WORK INSTRUCTIONS –
State how many lines contain "central", and write nothing except that count.
━━ MATERIALS PROVIDED ━━
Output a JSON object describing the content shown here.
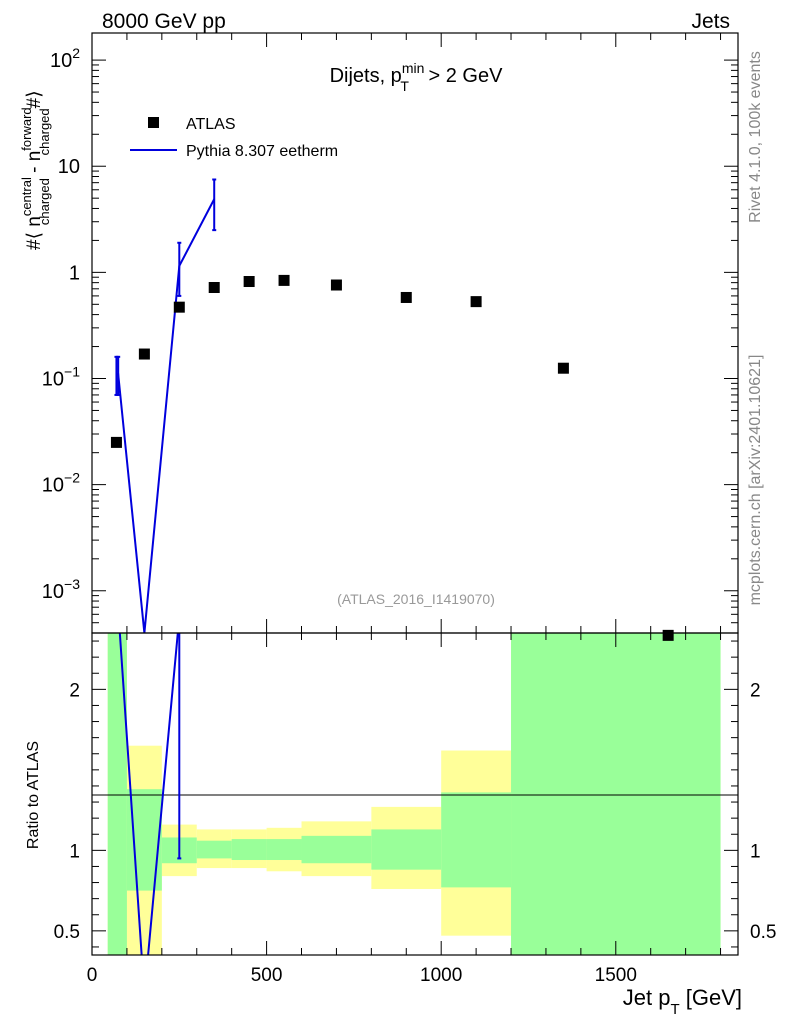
{
  "header": {
    "left": "8000 GeV pp",
    "right": "Jets"
  },
  "side_text": {
    "rivet": "Rivet 4.1.0,  100k events",
    "site": "mcplots.cern.ch [arXiv:2401.10621]"
  },
  "chart_data": [
    {
      "type": "scatter",
      "panel": "main",
      "title": "Dijets, p_T^min > 2 GeV",
      "title_parts": {
        "pre": "Dijets, p",
        "sub": "T",
        "sup": "min",
        "post": " > 2 GeV"
      },
      "ylabel": "#⟨ n_charged^central - n_charged^forward #⟩",
      "ylabel_parts": {
        "a": "#⟨ n",
        "sup1": "central",
        "sub1": "charged",
        "b": " - n",
        "sup2": "forward",
        "sub2": "charged",
        "c": "#⟩"
      },
      "yscale": "log",
      "ylim": [
        0.0004,
        180
      ],
      "xlim": [
        0,
        1850
      ],
      "y_ticks": [
        {
          "value": 0.001,
          "base": "10",
          "exp": "−3"
        },
        {
          "value": 0.01,
          "base": "10",
          "exp": "−2"
        },
        {
          "value": 0.1,
          "base": "10",
          "exp": "−1"
        },
        {
          "value": 1,
          "base": "1",
          "exp": ""
        },
        {
          "value": 10,
          "base": "10",
          "exp": ""
        },
        {
          "value": 100,
          "base": "10",
          "exp": "2"
        }
      ],
      "annotation": "(ATLAS_2016_I1419070)",
      "legend": [
        "ATLAS",
        "Pythia 8.307 eetherm"
      ],
      "series": [
        {
          "name": "ATLAS",
          "x": [
            70,
            150,
            250,
            350,
            450,
            550,
            700,
            900,
            1100,
            1350,
            1650
          ],
          "y": [
            0.025,
            0.17,
            0.47,
            0.72,
            0.82,
            0.84,
            0.76,
            0.58,
            0.53,
            0.125,
            0.00038
          ]
        },
        {
          "name": "Pythia 8.307 eetherm",
          "color": "#0000dd",
          "x": [
            70,
            75,
            150,
            250,
            350
          ],
          "y": [
            0.11,
            0.11,
            0.0004,
            1.15,
            4.9
          ],
          "yerr_low": [
            0.07,
            0.07,
            null,
            0.6,
            2.5
          ],
          "yerr_high": [
            0.16,
            0.16,
            null,
            1.9,
            7.5
          ]
        }
      ]
    },
    {
      "type": "line",
      "panel": "ratio",
      "ylabel": "Ratio to ATLAS",
      "xlabel": "Jet p_T [GeV]",
      "xlabel_parts": {
        "a": "Jet p",
        "sub": "T",
        "b": " [GeV]"
      },
      "ylim": [
        0.35,
        2.35
      ],
      "xlim": [
        0,
        1850
      ],
      "x_ticks": [
        0,
        500,
        1000,
        1500
      ],
      "x_tick_labels": [
        "0",
        "500",
        "1000",
        "1500"
      ],
      "y_ticks": [
        0.5,
        1,
        2
      ],
      "y_tick_labels": [
        "0.5",
        "1",
        "2"
      ],
      "colors": {
        "band_yellow": "#ffff99",
        "band_green": "#99ff99",
        "mc_line": "#0000dd"
      },
      "bands": [
        {
          "x0": 45,
          "x1": 100,
          "yellow": [
            0,
            9
          ],
          "green": [
            0,
            9
          ]
        },
        {
          "x0": 100,
          "x1": 200,
          "yellow": [
            0.35,
            1.65
          ],
          "green": [
            0.75,
            1.38
          ]
        },
        {
          "x0": 200,
          "x1": 300,
          "yellow": [
            0.84,
            1.16
          ],
          "green": [
            0.92,
            1.08
          ]
        },
        {
          "x0": 300,
          "x1": 400,
          "yellow": [
            0.89,
            1.13
          ],
          "green": [
            0.95,
            1.06
          ]
        },
        {
          "x0": 400,
          "x1": 500,
          "yellow": [
            0.89,
            1.13
          ],
          "green": [
            0.94,
            1.07
          ]
        },
        {
          "x0": 500,
          "x1": 600,
          "yellow": [
            0.87,
            1.14
          ],
          "green": [
            0.94,
            1.07
          ]
        },
        {
          "x0": 600,
          "x1": 800,
          "yellow": [
            0.84,
            1.18
          ],
          "green": [
            0.92,
            1.09
          ]
        },
        {
          "x0": 800,
          "x1": 1000,
          "yellow": [
            0.76,
            1.27
          ],
          "green": [
            0.88,
            1.13
          ]
        },
        {
          "x0": 1000,
          "x1": 1200,
          "yellow": [
            0.47,
            1.62
          ],
          "green": [
            0.77,
            1.36
          ]
        },
        {
          "x0": 1200,
          "x1": 1800,
          "yellow": [
            0,
            9
          ],
          "green": [
            0,
            9
          ]
        }
      ],
      "mc_ratio": {
        "x": [
          70,
          150,
          250
        ],
        "y": [
          5.0,
          0.1,
          2.45
        ]
      },
      "mc_ratio_err": [
        {
          "x": 250,
          "low": 0.95,
          "high": 2.5
        }
      ]
    }
  ]
}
━━━
RESPONSE TO THIS EXERCISE –
2